- Supplied data
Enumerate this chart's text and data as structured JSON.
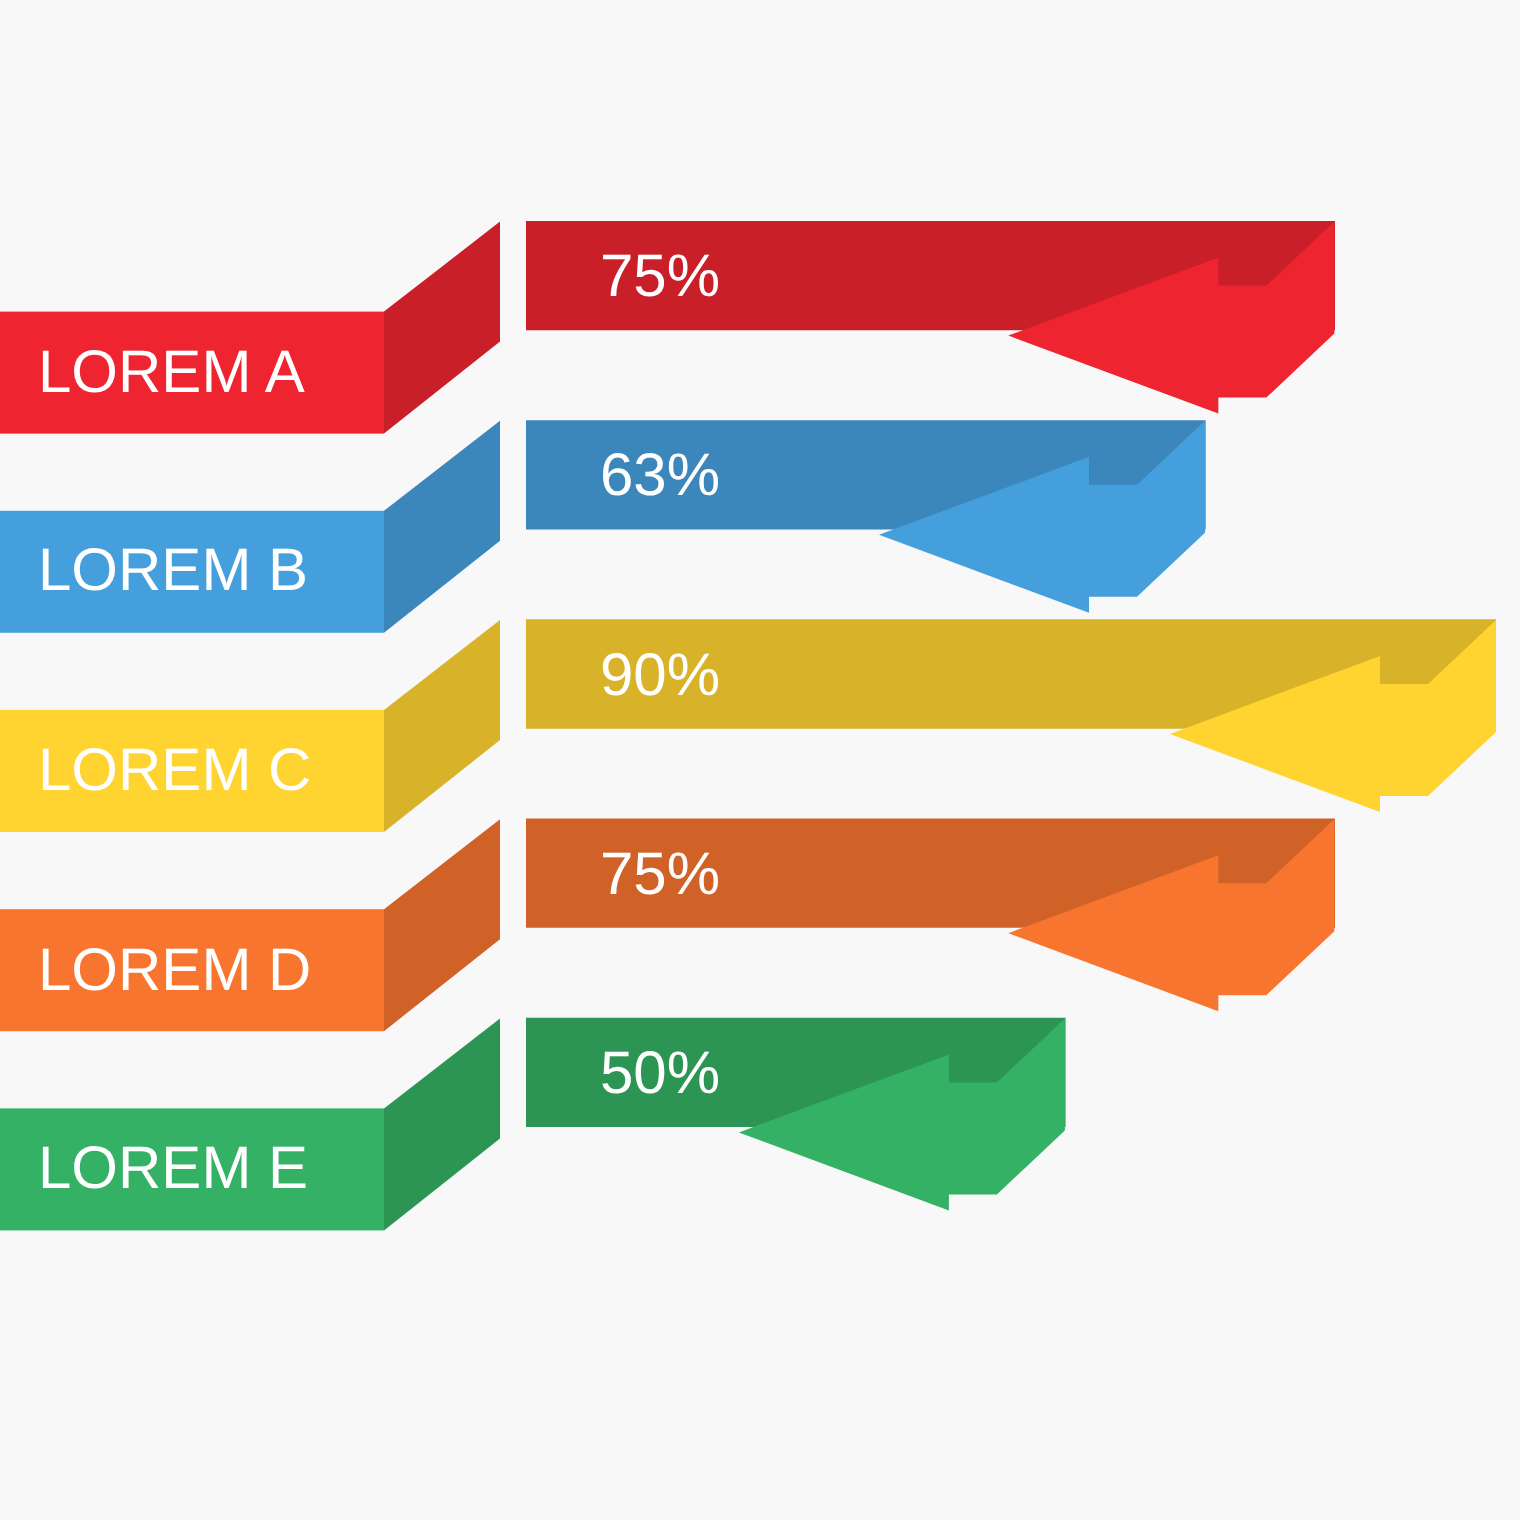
{
  "chart_data": {
    "type": "bar",
    "orientation": "horizontal",
    "categories": [
      "LOREM A",
      "LOREM B",
      "LOREM C",
      "LOREM D",
      "LOREM E"
    ],
    "values": [
      75,
      63,
      90,
      75,
      50
    ],
    "colors": [
      "#c81f28",
      "#3b86ba",
      "#d8b228",
      "#d06228",
      "#2c9554"
    ],
    "value_labels": [
      "75%",
      "63%",
      "90%",
      "75%",
      "50%"
    ],
    "tick_labels": "y"
  }
}
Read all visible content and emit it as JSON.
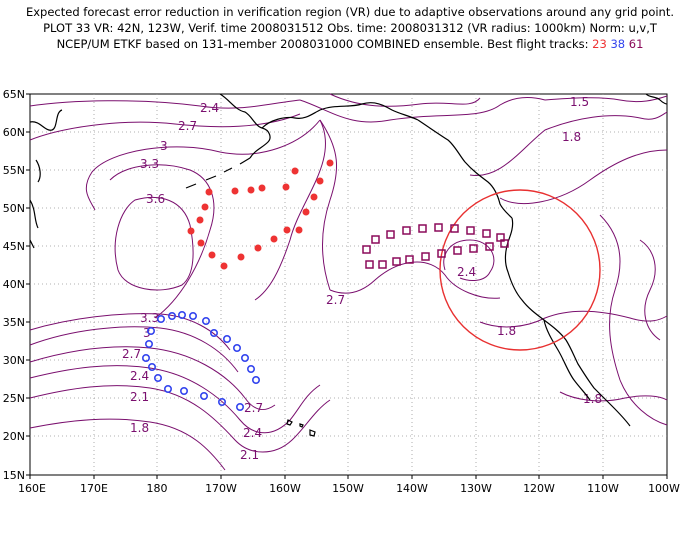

- Set task
The records above must be printed exactly; the pictures stay out.

- Reply
Enumerate this chart's text and data as structured JSON.
{
  "chart_data": {
    "type": "bar",
    "orientation": "horizontal",
    "categories": [
      "LOREM A",
      "LOREM B",
      "LOREM C",
      "LOREM D",
      "LOREM E"
    ],
    "values": [
      75,
      63,
      90,
      75,
      50
    ],
    "colors": [
      "#c81f28",
      "#3b86ba",
      "#d8b228",
      "#d06228",
      "#2c9554"
    ],
    "value_labels": [
      "75%",
      "63%",
      "90%",
      "75%",
      "50%"
    ],
    "tick_labels": "y"
  }
}
Read all visible content and emit it as JSON.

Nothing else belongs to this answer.